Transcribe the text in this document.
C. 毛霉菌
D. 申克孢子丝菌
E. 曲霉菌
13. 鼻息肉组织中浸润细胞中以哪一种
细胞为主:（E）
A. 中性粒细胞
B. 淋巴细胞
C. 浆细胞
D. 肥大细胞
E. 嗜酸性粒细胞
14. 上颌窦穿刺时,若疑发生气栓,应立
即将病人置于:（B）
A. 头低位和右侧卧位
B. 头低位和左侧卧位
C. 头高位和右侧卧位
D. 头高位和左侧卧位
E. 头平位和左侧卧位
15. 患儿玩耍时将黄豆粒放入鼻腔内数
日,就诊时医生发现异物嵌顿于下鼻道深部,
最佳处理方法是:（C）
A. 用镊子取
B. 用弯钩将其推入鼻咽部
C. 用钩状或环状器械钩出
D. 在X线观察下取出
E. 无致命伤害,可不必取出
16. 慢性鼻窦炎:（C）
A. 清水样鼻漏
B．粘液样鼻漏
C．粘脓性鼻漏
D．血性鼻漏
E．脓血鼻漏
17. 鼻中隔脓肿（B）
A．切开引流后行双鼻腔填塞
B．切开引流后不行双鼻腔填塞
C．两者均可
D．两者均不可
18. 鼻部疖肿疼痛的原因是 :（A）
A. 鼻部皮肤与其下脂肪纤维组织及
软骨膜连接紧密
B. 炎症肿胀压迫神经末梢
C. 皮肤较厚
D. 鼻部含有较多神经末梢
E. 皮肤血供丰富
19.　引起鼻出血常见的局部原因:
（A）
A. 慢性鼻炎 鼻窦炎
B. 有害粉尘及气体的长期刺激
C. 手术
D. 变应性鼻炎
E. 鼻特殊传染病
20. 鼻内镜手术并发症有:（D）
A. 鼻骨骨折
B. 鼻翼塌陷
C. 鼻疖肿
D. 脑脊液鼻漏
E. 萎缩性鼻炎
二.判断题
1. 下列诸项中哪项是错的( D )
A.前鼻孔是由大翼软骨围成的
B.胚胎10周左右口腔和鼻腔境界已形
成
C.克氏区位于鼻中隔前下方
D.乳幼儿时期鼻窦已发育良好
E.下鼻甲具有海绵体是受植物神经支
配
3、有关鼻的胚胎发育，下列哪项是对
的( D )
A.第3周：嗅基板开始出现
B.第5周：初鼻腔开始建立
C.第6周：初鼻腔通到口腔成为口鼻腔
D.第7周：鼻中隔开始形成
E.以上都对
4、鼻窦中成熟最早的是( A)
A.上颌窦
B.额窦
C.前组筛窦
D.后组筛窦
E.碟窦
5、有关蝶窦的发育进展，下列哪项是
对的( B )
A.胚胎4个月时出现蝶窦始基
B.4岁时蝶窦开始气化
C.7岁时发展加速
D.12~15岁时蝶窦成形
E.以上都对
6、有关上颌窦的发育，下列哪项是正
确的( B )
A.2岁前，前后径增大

□ □ □ □ □

Written task
Write down every line of the data exactly as it appears above.

Response
Transcribe the text in this document.
C. 毛霉菌
D. 申克孢子丝菌
E. 曲霉菌
13. 鼻息肉组织中浸润细胞中以哪一种
细胞为主:（E）
A. 中性粒细胞
B. 淋巴细胞
C. 浆细胞
D. 肥大细胞
E. 嗜酸性粒细胞
14. 上颌窦穿刺时,若疑发生气栓,应立
即将病人置于:（B）
A. 头低位和右侧卧位
B. 头低位和左侧卧位
C. 头高位和右侧卧位
D. 头高位和左侧卧位
E. 头平位和左侧卧位
15. 患儿玩耍时将黄豆粒放入鼻腔内数
日,就诊时医生发现异物嵌顿于下鼻道深部,
最佳处理方法是:（C）
A. 用镊子取
B. 用弯钩将其推入鼻咽部
C. 用钩状或环状器械钩出
D. 在X线观察下取出
E. 无致命伤害,可不必取出
16. 慢性鼻窦炎:（C）
A. 清水样鼻漏
B．粘液样鼻漏
C．粘脓性鼻漏
D．血性鼻漏
E．脓血鼻漏
17. 鼻中隔脓肿（B）
A．切开引流后行双鼻腔填塞
B．切开引流后不行双鼻腔填塞
C．两者均可
D．两者均不可
18. 鼻部疖肿疼痛的原因是 :（A）
A. 鼻部皮肤与其下脂肪纤维组织及
软骨膜连接紧密
B. 炎症肿胀压迫神经末梢
C. 皮肤较厚
D. 鼻部含有较多神经末梢
E. 皮肤血供丰富
19.　引起鼻出血常见的局部原因:
（A）
A. 慢性鼻炎 鼻窦炎
B. 有害粉尘及气体的长期刺激
C. 手术
D. 变应性鼻炎
E. 鼻特殊传染病
20. 鼻内镜手术并发症有:（D）
A. 鼻骨骨折
B. 鼻翼塌陷
C. 鼻疖肿
D. 脑脊液鼻漏
E. 萎缩性鼻炎
二.判断题
1. 下列诸项中哪项是错的( D )
A.前鼻孔是由大翼软骨围成的
B.胚胎10周左右口腔和鼻腔境界已形
成
C.克氏区位于鼻中隔前下方
D.乳幼儿时期鼻窦已发育良好
E.下鼻甲具有海绵体是受植物神经支
配
3、有关鼻的胚胎发育，下列哪项是对
的( D )
A.第3周：嗅基板开始出现
B.第5周：初鼻腔开始建立
C.第6周：初鼻腔通到口腔成为口鼻腔
D.第7周：鼻中隔开始形成
E.以上都对
4、鼻窦中成熟最早的是( A)
A.上颌窦
B.额窦
C.前组筛窦
D.后组筛窦
E.碟窦
5、有关蝶窦的发育进展，下列哪项是
对的( B )
A.胚胎4个月时出现蝶窦始基
B.4岁时蝶窦开始气化
C.7岁时发展加速
D.12~15岁时蝶窦成形
E.以上都对
6、有关上颌窦的发育，下列哪项是正
确的( B )
A.2岁前，前后径增大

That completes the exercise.